-- start DATA FOR THIS EXERCISE --
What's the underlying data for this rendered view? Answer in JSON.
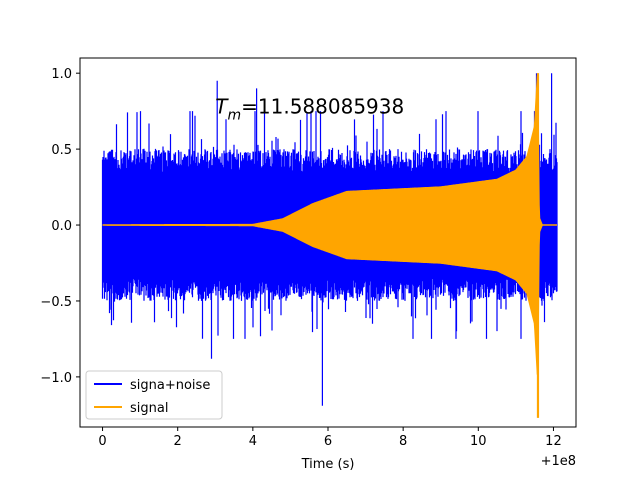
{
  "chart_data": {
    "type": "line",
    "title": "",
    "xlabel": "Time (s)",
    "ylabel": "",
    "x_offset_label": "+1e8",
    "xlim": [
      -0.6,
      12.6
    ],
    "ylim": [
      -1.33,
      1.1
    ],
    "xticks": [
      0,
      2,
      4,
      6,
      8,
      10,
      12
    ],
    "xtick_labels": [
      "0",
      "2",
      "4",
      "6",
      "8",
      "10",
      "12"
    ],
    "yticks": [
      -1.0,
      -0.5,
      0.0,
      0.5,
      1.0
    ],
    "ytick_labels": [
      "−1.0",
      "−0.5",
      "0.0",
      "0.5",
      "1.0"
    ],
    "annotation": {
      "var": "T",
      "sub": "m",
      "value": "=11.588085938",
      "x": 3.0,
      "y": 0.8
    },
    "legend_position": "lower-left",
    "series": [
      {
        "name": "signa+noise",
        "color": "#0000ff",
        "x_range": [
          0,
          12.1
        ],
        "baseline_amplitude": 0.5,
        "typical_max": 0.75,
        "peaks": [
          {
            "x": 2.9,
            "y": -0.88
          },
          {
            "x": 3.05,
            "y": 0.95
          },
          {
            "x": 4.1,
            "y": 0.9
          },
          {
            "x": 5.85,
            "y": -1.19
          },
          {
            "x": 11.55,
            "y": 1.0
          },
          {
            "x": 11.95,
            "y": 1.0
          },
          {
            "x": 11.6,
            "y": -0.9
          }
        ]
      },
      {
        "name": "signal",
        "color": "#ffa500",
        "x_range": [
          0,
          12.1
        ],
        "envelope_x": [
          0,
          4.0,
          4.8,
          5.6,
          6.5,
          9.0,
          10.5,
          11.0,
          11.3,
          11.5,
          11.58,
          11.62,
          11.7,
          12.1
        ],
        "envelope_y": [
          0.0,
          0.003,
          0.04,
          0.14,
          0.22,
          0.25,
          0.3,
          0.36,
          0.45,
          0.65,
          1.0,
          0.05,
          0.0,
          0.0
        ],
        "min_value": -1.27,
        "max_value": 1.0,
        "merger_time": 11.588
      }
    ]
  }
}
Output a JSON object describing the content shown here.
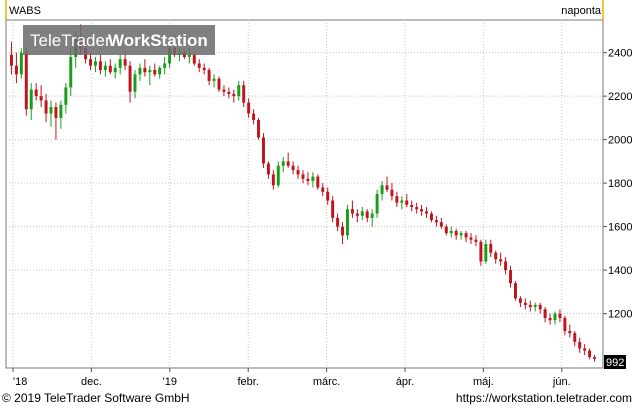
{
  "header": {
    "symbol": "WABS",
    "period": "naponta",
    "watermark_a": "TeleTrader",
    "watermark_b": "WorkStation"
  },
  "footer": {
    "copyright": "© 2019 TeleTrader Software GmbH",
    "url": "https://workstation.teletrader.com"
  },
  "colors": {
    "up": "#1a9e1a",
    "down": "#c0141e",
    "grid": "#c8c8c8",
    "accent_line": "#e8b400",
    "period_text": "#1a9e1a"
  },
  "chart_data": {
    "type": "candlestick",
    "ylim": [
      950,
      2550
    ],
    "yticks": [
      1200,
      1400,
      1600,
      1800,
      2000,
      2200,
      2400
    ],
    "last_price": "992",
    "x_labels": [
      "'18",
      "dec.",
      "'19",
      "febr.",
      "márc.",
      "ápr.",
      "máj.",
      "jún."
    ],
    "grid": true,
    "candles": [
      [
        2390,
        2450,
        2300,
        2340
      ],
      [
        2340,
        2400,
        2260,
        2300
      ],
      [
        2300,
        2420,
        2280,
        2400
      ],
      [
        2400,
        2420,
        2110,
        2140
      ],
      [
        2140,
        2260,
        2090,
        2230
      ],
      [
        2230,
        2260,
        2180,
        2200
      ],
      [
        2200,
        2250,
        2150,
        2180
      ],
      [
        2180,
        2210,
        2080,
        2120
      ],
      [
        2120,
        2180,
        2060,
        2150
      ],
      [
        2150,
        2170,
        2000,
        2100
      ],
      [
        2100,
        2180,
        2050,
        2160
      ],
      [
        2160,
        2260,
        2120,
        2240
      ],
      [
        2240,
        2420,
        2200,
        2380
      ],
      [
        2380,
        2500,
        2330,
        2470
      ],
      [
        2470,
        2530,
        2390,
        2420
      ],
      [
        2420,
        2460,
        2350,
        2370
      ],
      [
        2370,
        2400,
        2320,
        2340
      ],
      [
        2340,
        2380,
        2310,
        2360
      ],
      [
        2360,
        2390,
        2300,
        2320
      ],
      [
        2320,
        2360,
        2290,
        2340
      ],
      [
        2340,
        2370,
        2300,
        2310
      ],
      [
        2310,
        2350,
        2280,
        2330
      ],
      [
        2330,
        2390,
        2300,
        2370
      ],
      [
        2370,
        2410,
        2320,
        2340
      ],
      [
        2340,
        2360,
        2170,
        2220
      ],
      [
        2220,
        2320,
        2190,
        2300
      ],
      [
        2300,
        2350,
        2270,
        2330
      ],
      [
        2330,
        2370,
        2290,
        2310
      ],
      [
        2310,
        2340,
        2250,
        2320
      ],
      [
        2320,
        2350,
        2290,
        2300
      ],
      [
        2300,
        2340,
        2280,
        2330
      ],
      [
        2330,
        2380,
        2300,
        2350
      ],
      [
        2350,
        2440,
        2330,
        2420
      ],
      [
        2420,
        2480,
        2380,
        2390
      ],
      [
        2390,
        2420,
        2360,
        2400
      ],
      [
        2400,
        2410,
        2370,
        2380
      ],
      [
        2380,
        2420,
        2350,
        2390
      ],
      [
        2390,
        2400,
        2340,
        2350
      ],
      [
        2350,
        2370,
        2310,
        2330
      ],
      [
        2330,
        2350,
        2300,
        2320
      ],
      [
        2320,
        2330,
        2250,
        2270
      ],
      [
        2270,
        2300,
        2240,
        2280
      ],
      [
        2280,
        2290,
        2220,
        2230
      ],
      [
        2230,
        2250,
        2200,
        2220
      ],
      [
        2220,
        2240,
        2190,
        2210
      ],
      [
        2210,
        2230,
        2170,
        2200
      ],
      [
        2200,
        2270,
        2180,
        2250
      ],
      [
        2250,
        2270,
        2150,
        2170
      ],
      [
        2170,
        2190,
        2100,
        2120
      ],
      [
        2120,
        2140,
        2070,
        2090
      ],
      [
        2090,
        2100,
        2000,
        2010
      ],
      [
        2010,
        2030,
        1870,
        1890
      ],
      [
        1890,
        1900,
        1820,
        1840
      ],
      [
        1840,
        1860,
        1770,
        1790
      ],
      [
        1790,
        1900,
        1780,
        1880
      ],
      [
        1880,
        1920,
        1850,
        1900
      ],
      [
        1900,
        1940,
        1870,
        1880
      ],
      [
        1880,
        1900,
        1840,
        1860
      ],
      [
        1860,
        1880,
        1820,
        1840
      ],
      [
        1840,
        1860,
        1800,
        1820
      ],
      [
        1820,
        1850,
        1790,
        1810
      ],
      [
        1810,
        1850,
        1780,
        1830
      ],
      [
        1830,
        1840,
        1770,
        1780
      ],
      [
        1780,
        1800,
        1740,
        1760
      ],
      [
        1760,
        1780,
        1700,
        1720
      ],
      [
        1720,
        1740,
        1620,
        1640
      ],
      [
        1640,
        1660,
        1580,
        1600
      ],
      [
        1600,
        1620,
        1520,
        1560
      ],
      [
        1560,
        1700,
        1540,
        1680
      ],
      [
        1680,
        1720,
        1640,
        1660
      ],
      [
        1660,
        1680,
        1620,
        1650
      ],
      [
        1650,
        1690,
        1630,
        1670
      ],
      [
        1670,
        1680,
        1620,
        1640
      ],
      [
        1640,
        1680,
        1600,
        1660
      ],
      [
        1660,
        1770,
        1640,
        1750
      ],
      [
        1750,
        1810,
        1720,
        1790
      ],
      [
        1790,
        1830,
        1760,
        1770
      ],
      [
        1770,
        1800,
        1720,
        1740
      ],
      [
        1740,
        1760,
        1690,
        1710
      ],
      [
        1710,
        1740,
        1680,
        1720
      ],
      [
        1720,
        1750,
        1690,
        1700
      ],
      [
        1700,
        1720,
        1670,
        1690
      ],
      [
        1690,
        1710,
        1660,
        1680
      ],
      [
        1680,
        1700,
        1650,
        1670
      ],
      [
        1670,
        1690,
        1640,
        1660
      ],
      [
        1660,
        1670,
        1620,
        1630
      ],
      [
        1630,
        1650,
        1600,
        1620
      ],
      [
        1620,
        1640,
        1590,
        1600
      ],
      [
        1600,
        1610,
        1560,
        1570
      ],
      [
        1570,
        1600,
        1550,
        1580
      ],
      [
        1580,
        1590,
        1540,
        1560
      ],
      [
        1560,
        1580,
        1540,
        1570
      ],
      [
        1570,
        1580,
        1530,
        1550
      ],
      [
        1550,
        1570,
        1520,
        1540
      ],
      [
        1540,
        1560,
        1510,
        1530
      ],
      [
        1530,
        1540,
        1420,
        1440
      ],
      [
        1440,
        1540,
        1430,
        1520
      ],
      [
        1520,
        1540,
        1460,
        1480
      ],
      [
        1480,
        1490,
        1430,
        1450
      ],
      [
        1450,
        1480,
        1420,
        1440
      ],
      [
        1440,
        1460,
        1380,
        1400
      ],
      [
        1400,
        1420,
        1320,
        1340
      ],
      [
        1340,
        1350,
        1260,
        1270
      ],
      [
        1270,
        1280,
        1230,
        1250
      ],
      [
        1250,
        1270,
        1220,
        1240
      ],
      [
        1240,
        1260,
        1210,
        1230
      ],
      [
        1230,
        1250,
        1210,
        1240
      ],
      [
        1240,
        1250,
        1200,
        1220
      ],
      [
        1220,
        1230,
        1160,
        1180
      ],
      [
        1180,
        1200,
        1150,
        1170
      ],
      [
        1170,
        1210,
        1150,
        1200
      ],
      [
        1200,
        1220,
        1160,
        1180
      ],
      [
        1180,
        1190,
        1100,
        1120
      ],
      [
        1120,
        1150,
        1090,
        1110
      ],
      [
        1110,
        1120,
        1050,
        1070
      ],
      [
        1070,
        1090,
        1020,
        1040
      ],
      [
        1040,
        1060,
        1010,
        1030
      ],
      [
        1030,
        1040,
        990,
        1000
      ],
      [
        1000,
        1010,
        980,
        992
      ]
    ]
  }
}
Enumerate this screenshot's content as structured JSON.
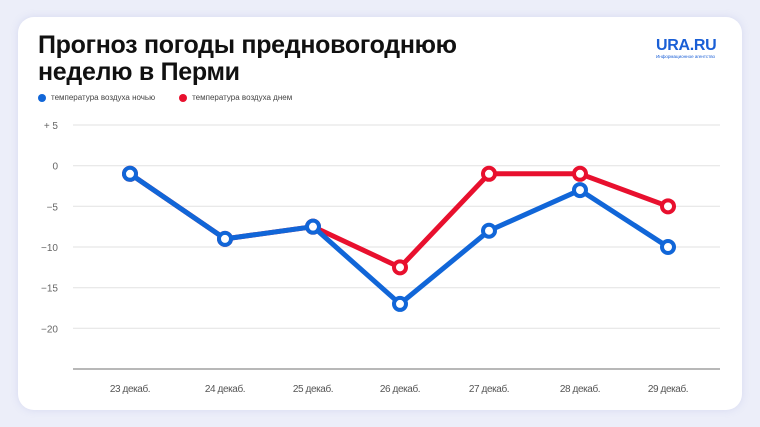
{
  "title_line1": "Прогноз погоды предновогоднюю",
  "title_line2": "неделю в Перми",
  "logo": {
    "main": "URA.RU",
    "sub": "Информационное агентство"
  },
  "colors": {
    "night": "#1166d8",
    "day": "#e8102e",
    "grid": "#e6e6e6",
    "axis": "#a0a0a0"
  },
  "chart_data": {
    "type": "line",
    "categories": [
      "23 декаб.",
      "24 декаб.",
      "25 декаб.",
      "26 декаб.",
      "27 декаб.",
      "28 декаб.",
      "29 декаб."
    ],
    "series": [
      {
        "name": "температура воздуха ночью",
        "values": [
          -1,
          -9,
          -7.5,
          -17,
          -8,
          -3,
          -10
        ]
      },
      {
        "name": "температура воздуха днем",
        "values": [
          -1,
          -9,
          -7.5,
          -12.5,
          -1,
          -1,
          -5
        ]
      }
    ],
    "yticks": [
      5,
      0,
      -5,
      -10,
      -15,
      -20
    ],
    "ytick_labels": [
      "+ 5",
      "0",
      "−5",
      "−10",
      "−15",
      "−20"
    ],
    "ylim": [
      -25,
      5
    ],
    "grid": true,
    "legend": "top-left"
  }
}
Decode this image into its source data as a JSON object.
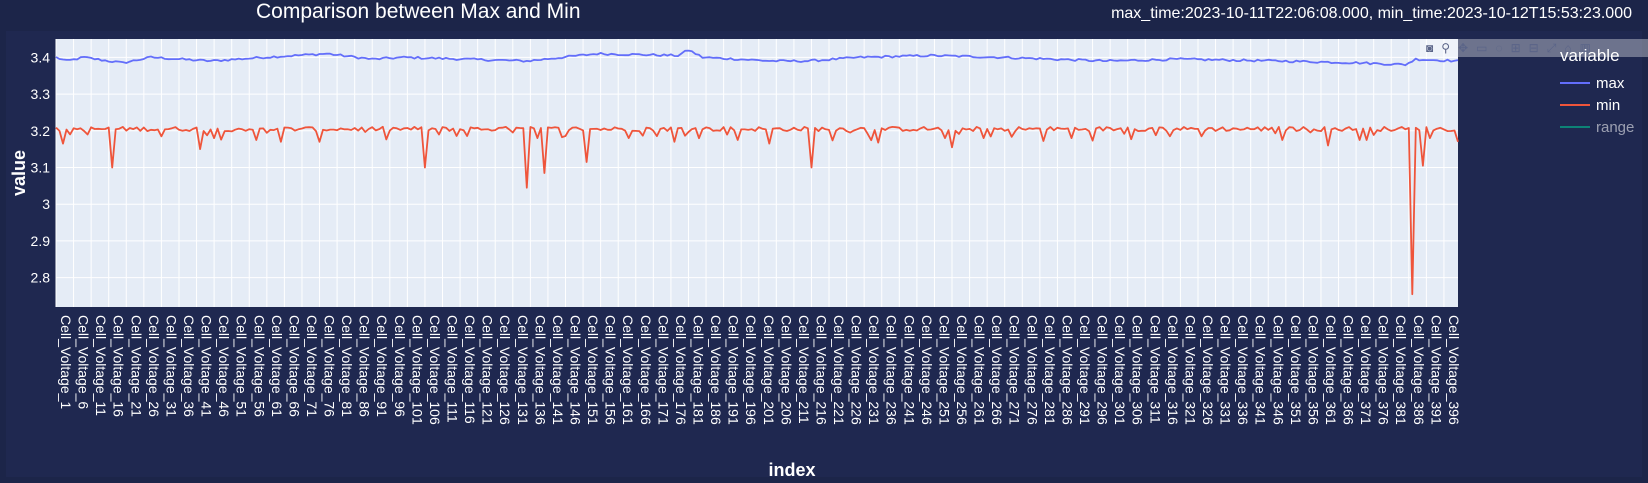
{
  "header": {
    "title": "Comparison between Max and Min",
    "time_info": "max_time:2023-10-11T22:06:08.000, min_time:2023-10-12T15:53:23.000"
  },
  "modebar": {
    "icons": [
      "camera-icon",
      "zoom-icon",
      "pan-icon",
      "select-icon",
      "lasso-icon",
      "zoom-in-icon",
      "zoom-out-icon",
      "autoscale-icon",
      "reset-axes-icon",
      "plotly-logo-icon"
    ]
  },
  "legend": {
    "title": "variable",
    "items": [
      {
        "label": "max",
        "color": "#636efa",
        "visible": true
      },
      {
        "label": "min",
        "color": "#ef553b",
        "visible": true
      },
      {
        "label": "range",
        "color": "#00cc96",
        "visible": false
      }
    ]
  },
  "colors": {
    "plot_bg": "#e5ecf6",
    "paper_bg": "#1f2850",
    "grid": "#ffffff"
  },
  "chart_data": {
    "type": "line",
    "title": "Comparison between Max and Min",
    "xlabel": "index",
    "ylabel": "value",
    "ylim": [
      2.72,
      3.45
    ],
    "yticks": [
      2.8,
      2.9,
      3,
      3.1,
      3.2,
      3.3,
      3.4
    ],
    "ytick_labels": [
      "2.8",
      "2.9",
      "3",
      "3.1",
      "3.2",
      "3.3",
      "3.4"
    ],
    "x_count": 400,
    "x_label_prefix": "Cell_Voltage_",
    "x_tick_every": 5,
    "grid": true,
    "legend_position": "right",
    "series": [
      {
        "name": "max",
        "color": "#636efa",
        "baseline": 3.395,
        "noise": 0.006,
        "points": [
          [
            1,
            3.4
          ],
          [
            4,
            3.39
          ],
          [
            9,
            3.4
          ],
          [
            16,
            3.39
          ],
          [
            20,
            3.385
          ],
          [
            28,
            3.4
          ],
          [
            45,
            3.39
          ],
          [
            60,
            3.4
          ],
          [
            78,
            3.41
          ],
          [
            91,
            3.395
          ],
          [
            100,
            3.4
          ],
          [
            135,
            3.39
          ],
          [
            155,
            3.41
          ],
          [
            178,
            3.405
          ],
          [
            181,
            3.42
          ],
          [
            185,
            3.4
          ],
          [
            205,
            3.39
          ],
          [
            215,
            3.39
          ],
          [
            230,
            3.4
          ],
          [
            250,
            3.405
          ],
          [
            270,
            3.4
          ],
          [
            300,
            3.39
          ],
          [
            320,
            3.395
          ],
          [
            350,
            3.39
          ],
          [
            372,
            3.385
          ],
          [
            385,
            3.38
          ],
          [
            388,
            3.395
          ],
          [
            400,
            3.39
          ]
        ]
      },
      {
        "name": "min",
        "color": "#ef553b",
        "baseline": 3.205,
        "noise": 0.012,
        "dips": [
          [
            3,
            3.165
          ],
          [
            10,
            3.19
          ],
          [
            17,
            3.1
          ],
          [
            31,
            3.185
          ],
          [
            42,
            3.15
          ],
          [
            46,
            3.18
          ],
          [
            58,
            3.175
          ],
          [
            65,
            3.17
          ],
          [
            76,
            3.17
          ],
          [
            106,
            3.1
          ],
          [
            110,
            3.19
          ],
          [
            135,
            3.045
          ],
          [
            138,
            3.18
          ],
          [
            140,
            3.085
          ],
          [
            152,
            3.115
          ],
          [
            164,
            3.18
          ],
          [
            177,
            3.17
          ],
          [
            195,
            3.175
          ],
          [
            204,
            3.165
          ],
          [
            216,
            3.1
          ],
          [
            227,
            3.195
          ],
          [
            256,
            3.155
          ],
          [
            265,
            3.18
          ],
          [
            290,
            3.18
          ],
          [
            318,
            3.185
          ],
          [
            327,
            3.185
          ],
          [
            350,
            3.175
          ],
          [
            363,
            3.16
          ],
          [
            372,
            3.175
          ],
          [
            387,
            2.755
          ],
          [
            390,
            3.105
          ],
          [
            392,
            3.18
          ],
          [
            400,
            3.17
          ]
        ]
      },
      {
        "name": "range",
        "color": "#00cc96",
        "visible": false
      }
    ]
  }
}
-- end DATA FOR THIS EXERCISE --
• _EXERCISE_
Copy out every line of the material above that mentions the word "left".

• _EXERCISE RESULT_
    "legend_position": "lower-left",
    "legend": "top-left"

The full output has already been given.